## Your objective
Compute how many lines in the entries below contain "doesn", and output nothing but the number.

[Data items]
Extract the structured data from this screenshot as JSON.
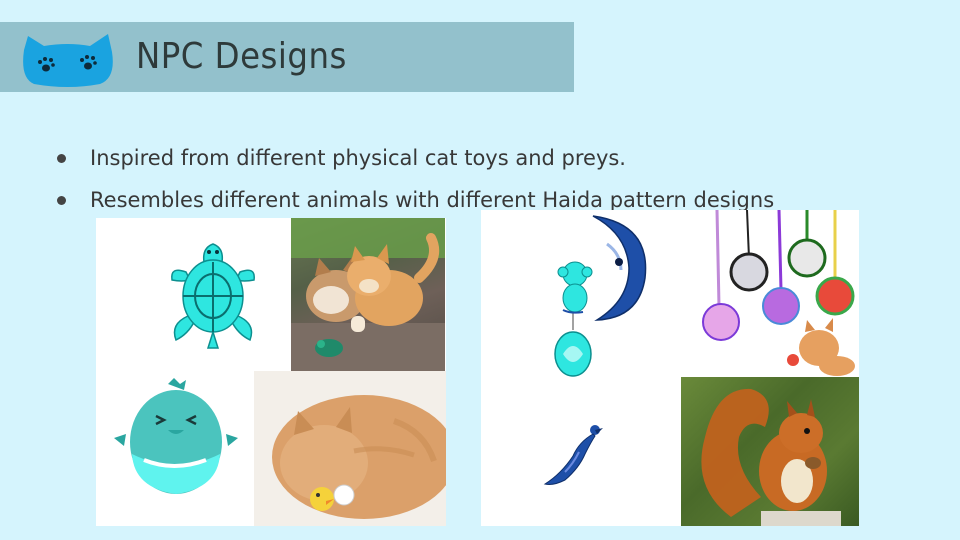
{
  "slide": {
    "title": "NPC Designs",
    "bullets": [
      "Inspired from different physical cat toys and preys.",
      "Resembles different animals with different Haida pattern designs"
    ]
  },
  "colors": {
    "background": "#d5f4fd",
    "header_bar": "#93c1cc",
    "logo_blue": "#1aa3e0",
    "haida_teal": "#2ee6e0",
    "haida_blue": "#1e4fa8"
  },
  "images": [
    {
      "name": "haida-turtle-icon"
    },
    {
      "name": "kittens-photo"
    },
    {
      "name": "haida-bird-icon"
    },
    {
      "name": "orange-cat-with-toy-photo"
    },
    {
      "name": "haida-moon-monkey-icon"
    },
    {
      "name": "yarn-ball-toys-photo"
    },
    {
      "name": "haida-peacock-icon"
    },
    {
      "name": "red-squirrel-photo"
    }
  ]
}
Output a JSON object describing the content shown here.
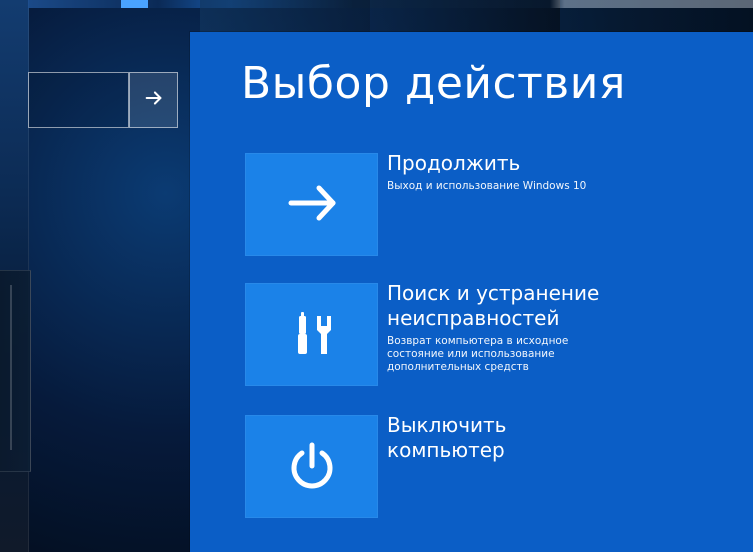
{
  "login": {
    "submit_icon": "arrow-right-icon"
  },
  "panel": {
    "title": "Выбор действия",
    "options": [
      {
        "label": "Продолжить",
        "description": "Выход и использование Windows 10",
        "icon": "arrow-right-icon"
      },
      {
        "label": "Поиск и устранение\nнеисправностей",
        "description": "Возврат компьютера в исходное\nсостояние или использование\nдополнительных средств",
        "icon": "tools-icon"
      },
      {
        "label": "Выключить\nкомпьютер",
        "description": "",
        "icon": "power-icon"
      }
    ]
  },
  "colors": {
    "panel": "#0b5ec6",
    "tile": "#1b82e8",
    "text": "#ffffff"
  }
}
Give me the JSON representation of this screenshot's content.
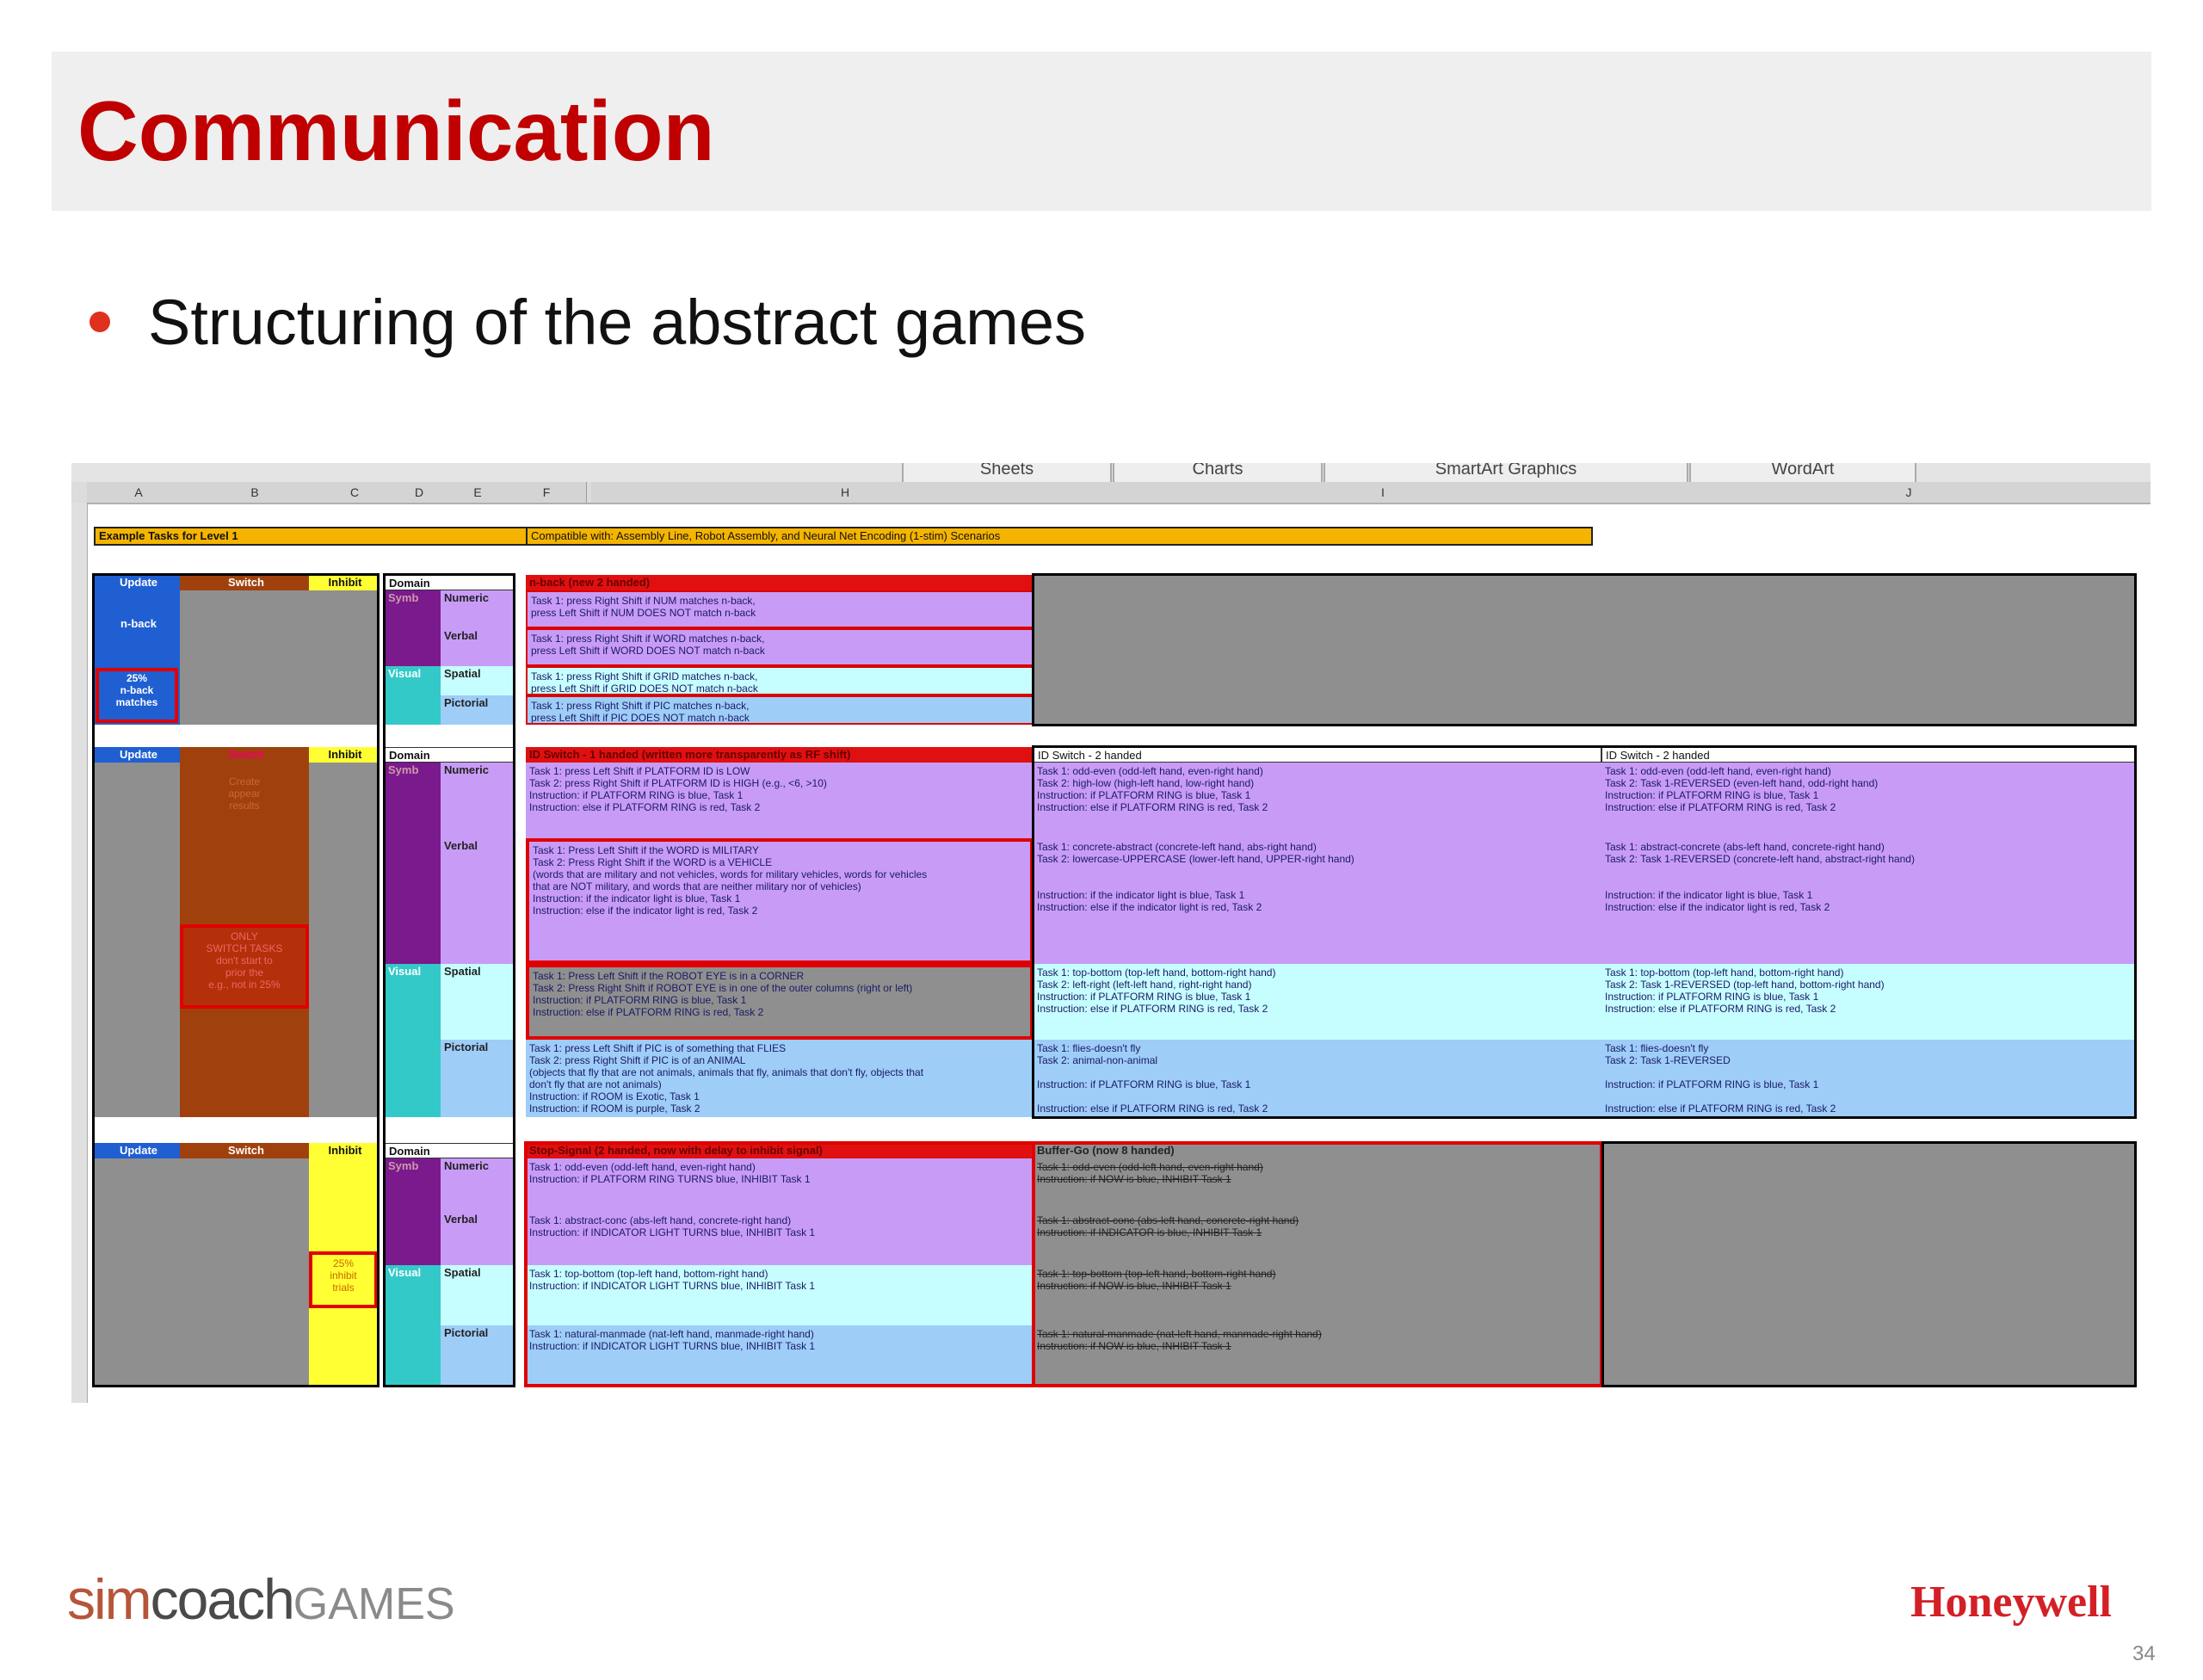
{
  "slide": {
    "title": "Communication",
    "bullet": "Structuring of the abstract games",
    "page_number": "34"
  },
  "logos": {
    "left": {
      "sim": "sim",
      "coach": "coach",
      "games": "GAMES"
    },
    "right": "Honeywell"
  },
  "sheet": {
    "ribbon_tabs": [
      "Sheets",
      "Charts",
      "SmartArt Graphics",
      "WordArt"
    ],
    "columns": [
      "A",
      "B",
      "C",
      "D",
      "E",
      "F",
      "H",
      "I",
      "J"
    ],
    "left_header": "Example Tasks for Level 1",
    "right_header": "Compatible with: Assembly Line, Robot Assembly, and Neural Net Encoding (1-stim) Scenarios",
    "col_labels": {
      "update": "Update",
      "switch": "Switch",
      "inhibit": "Inhibit",
      "domain": "Domain"
    },
    "domains": {
      "verbal_group": "Symb",
      "visual_group": "Visual",
      "numeric": "Numeric",
      "verbal": "Verbal",
      "spatial": "Spatial",
      "pictorial": "Pictorial"
    },
    "block1": {
      "update_label": "n-back",
      "update_note": "25%\nn-back\nmatches",
      "title": "n-back (new 2 handed)",
      "rows": [
        "Task 1: press Right Shift if NUM matches n-back,\n      press Left Shift if NUM DOES NOT match n-back",
        "Task 1: press Right Shift if WORD matches n-back,\n      press Left Shift if WORD DOES NOT match n-back",
        "Task 1: press Right Shift if GRID matches n-back,\n      press Left Shift if GRID DOES NOT match n-back",
        "Task 1: press Right Shift if PIC matches n-back,\n      press Left Shift if PIC DOES NOT match n-back"
      ]
    },
    "block2": {
      "switch_note": "Create\nappear\nresults",
      "switch_note2": "ONLY\nSWITCH TASKS\ndon't start to\nprior the\ne.g., not in 25%",
      "title": "ID Switch - 1 handed (written more transparently as RF shift)",
      "title_mid": "ID Switch - 2 handed",
      "title_right": "ID Switch - 2 handed",
      "rows_left": [
        "Task 1: press Left Shift if PLATFORM ID is LOW\nTask 2: press Right Shift if PLATFORM ID is HIGH        (e.g., <6, >10)\nInstruction: if PLATFORM RING is blue, Task 1\nInstruction: else if PLATFORM RING is red, Task 2",
        "Task 1: Press Left Shift if the WORD is MILITARY\nTask 2: Press Right Shift if the WORD is a VEHICLE\n(words that are military and not vehicles, words for military vehicles, words for vehicles\nthat are NOT military, and words that are neither military nor of vehicles)\nInstruction: if the indicator light is blue, Task 1\nInstruction: else if the indicator light is red, Task 2",
        "Task 1: Press Left Shift if the ROBOT EYE is in a CORNER\nTask 2: Press Right Shift if ROBOT EYE is in one of the outer columns (right or left)\nInstruction: if PLATFORM RING is blue, Task 1\nInstruction: else if PLATFORM RING is red, Task 2",
        "Task 1: press Left Shift if PIC is of something that FLIES\nTask 2: press Right Shift if PIC is of an ANIMAL\n(objects that fly that are not animals, animals that fly, animals that don't fly, objects that\ndon't fly that are not animals)\nInstruction: if ROOM is Exotic, Task 1\nInstruction: if ROOM is purple, Task 2"
      ],
      "rows_mid": [
        "Task 1: odd-even (odd-left hand, even-right hand)\nTask 2: high-low (high-left hand, low-right hand)\nInstruction: if PLATFORM RING is blue, Task 1\nInstruction: else if PLATFORM RING is red, Task 2",
        "Task 1: concrete-abstract (concrete-left hand, abs-right hand)\nTask 2: lowercase-UPPERCASE (lower-left hand, UPPER-right hand)\n\n\nInstruction: if the indicator light is blue, Task 1\nInstruction: else if the indicator light is red, Task 2",
        "Task 1: top-bottom (top-left hand, bottom-right hand)\nTask 2: left-right (left-left hand, right-right hand)\nInstruction: if PLATFORM RING is blue, Task 1\nInstruction: else if PLATFORM RING is red, Task 2",
        "Task 1: flies-doesn't fly\nTask 2: animal-non-animal\n\nInstruction: if PLATFORM RING is blue, Task 1\n\nInstruction: else if PLATFORM RING is red, Task 2"
      ],
      "rows_right": [
        "Task 1: odd-even (odd-left hand, even-right hand)\nTask 2: Task 1-REVERSED (even-left hand, odd-right hand)\nInstruction: if PLATFORM RING is blue, Task 1\nInstruction: else if PLATFORM RING is red, Task 2",
        "Task 1: abstract-concrete (abs-left hand, concrete-right hand)\nTask 2: Task 1-REVERSED (concrete-left hand, abstract-right hand)\n\n\nInstruction: if the indicator light is blue, Task 1\nInstruction: else if the indicator light is red, Task 2",
        "Task 1: top-bottom (top-left hand, bottom-right hand)\nTask 2: Task 1-REVERSED (top-left hand, bottom-right hand)\nInstruction: if PLATFORM RING is blue, Task 1\nInstruction: else if PLATFORM RING is red, Task 2",
        "Task 1: flies-doesn't fly\nTask 2: Task 1-REVERSED\n\nInstruction: if PLATFORM RING is blue, Task 1\n\nInstruction: else if PLATFORM RING is red, Task 2"
      ]
    },
    "block3": {
      "inhibit_note": "25%\ninhibit\ntrials",
      "title": "Stop-Signal (2 handed, now with delay to inhibit signal)",
      "title_mid": "Buffer-Go (now 8 handed)",
      "rows_left": [
        "Task 1: odd-even (odd-left hand, even-right hand)\nInstruction: if PLATFORM RING TURNS blue, INHIBIT Task 1",
        "Task 1: abstract-conc (abs-left hand, concrete-right hand)\nInstruction: if INDICATOR LIGHT TURNS blue, INHIBIT Task 1",
        "Task 1: top-bottom (top-left hand, bottom-right hand)\nInstruction: if INDICATOR LIGHT TURNS blue, INHIBIT Task 1",
        "Task 1: natural-manmade (nat-left hand, manmade-right hand)\nInstruction: if INDICATOR LIGHT TURNS blue, INHIBIT Task 1"
      ],
      "rows_mid": [
        "Task 1: odd-even (odd-left hand, even-right hand)\nInstruction: if NOW is blue, INHIBIT Task 1",
        "Task 1: abstract-conc (abs-left hand, concrete-right hand)\nInstruction: if INDICATOR is blue, INHIBIT Task 1",
        "Task 1: top-bottom (top-left hand, bottom-right hand)\nInstruction: if NOW is blue, INHIBIT Task 1",
        "Task 1: natural-manmade (nat-left hand, manmade-right hand)\nInstruction: if NOW is blue, INHIBIT Task 1"
      ]
    }
  },
  "colors": {
    "title": "#c00000",
    "orange_header": "#f5b400",
    "update_blue": "#1f5fd1",
    "switch_brown": "#a0410d",
    "inhibit_yellow": "#ffff33",
    "purple_cell": "#c89cf6",
    "cyan_cell": "#c6feff",
    "blue_cell": "#9ecdf8",
    "grey_cell": "#8f8f8f",
    "dark_purple": "#7a1a8c",
    "teal": "#33c9c9",
    "red_header": "#e01010"
  }
}
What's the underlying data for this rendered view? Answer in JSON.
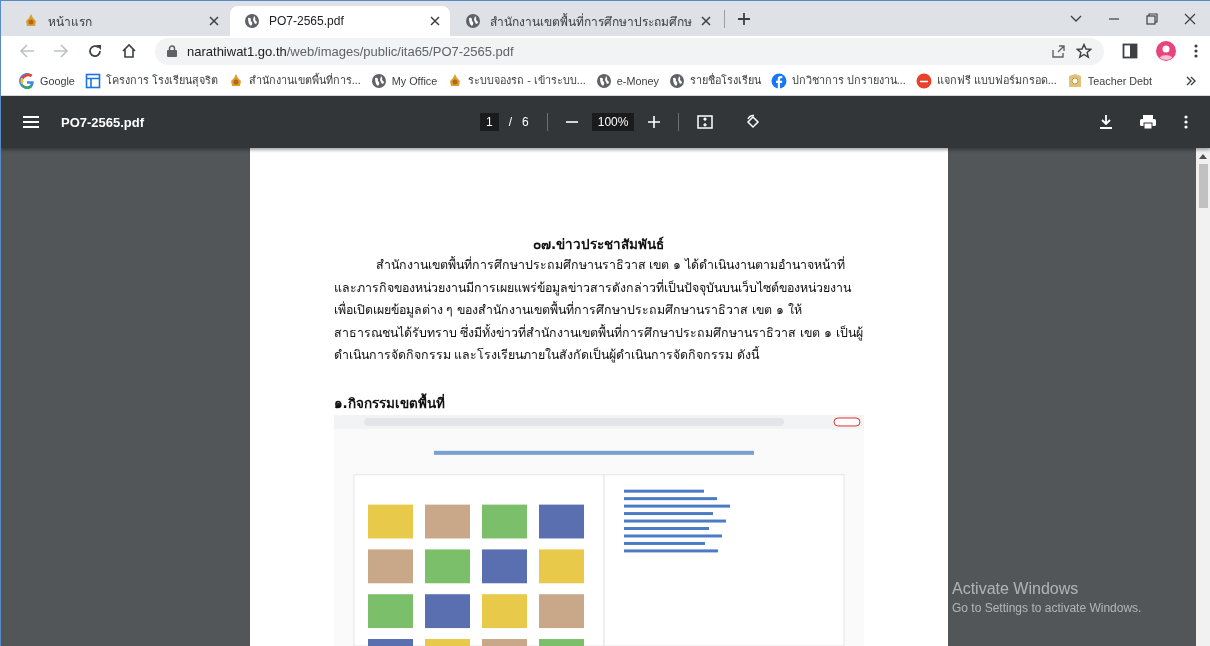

## Output below
2